### Problem description
From the entries below, gather each line containing the word "background".

# # #

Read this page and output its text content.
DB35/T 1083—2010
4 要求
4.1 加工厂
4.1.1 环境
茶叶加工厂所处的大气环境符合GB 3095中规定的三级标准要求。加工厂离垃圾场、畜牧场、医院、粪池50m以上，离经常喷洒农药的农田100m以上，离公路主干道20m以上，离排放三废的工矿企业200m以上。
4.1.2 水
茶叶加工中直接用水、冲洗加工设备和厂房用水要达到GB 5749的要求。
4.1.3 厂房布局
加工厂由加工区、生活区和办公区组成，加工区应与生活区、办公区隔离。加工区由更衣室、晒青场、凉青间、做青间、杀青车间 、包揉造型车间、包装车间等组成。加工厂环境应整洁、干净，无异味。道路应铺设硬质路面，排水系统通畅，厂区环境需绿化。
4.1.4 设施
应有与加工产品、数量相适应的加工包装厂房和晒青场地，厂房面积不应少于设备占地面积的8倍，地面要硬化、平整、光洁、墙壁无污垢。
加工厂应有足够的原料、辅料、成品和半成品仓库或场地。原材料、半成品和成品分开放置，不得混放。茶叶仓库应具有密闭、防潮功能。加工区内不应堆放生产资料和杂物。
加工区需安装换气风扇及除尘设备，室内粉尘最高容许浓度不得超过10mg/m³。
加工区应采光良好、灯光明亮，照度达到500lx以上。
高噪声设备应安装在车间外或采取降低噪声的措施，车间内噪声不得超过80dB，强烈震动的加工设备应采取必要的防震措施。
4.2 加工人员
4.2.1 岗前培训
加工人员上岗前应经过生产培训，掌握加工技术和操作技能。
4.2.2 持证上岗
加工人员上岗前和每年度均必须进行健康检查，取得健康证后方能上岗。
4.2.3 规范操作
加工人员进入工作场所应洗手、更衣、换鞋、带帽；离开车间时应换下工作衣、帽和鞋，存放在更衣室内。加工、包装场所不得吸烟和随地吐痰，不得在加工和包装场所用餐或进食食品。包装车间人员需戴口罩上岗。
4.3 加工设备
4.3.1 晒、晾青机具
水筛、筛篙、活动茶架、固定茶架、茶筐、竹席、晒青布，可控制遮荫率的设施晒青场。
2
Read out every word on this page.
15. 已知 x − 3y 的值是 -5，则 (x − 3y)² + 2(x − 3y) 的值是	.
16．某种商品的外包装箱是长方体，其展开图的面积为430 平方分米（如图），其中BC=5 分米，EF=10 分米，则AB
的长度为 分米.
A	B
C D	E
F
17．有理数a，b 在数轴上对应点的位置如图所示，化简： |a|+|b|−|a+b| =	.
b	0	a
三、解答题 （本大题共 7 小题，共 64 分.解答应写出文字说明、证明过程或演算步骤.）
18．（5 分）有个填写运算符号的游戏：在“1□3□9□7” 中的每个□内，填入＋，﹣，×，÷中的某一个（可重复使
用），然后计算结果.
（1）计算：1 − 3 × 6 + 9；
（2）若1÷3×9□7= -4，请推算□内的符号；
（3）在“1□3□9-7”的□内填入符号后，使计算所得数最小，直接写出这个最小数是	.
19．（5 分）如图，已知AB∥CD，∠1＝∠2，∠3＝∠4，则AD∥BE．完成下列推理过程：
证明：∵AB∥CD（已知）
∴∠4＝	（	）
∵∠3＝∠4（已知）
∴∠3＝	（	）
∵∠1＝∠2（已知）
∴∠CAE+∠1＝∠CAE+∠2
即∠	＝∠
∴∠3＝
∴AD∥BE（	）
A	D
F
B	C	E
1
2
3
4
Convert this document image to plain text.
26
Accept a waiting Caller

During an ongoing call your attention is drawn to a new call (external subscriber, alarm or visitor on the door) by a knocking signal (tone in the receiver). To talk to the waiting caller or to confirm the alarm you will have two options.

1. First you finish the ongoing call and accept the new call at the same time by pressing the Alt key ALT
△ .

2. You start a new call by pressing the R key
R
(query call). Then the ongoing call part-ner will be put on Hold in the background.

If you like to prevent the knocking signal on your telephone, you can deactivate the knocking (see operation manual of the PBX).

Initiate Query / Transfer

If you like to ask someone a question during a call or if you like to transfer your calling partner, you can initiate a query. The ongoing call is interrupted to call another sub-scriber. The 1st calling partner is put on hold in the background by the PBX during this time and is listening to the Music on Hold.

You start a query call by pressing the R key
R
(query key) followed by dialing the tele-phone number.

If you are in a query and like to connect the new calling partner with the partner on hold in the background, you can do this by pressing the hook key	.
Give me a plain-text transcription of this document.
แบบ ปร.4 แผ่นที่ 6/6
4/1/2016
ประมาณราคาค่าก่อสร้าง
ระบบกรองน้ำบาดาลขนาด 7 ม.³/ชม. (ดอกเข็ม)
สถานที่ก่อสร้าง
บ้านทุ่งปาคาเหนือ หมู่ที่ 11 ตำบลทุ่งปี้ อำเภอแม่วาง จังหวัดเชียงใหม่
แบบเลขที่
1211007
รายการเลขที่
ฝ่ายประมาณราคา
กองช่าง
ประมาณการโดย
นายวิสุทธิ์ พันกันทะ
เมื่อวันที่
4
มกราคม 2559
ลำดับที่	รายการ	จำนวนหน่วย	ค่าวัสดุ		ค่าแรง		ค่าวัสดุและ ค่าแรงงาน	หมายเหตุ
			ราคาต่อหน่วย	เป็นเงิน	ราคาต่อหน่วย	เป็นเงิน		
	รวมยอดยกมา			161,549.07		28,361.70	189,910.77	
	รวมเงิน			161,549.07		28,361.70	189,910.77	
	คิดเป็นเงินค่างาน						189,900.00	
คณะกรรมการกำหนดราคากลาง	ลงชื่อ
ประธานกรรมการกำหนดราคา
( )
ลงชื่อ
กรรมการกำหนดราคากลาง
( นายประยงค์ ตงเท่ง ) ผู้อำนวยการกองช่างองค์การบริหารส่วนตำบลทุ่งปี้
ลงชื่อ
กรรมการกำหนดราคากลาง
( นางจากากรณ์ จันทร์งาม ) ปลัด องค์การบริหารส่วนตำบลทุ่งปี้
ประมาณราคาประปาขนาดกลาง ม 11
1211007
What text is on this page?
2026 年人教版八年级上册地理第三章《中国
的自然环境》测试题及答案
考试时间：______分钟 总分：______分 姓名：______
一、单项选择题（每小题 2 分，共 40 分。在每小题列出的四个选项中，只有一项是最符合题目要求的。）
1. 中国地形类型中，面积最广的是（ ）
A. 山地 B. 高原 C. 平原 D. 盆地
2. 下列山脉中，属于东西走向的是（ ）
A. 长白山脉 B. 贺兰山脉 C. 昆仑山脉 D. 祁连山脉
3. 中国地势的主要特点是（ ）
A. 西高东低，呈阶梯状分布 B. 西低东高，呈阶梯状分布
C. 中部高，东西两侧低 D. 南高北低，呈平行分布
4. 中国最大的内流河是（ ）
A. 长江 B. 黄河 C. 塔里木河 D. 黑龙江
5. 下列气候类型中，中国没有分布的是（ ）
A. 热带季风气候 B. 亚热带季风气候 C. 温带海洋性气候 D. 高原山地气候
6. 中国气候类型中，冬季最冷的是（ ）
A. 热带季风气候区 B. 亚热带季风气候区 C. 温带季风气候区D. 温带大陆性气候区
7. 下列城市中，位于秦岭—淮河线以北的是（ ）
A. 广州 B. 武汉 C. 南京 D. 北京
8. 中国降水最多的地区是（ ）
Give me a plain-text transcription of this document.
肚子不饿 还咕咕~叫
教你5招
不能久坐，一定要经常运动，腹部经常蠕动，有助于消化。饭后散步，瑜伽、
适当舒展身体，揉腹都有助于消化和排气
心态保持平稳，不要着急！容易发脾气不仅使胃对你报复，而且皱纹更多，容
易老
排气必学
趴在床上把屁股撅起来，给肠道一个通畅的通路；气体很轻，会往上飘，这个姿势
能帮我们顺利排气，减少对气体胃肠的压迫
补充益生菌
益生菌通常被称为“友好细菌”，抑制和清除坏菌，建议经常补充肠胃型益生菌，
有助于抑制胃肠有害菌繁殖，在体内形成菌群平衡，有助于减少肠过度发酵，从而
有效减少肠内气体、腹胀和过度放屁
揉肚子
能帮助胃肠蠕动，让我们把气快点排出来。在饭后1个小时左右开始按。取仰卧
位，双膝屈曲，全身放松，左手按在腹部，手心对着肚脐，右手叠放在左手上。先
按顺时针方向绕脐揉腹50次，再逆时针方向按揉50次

# # #

### Right answer
(query call). Then the ongoing call part-ner will be put on Hold in the background.
If you like to ask someone a question during a call or if you like to transfer your calling partner, you can initiate a query. The ongoing call is interrupted to call another sub-scriber. The 1st calling partner is put on hold in the background by the PBX during this time and is listening to the Music on Hold.
If you are in a query and like to connect the new calling partner with the partner on hold in the background, you can do this by pressing the hook key	.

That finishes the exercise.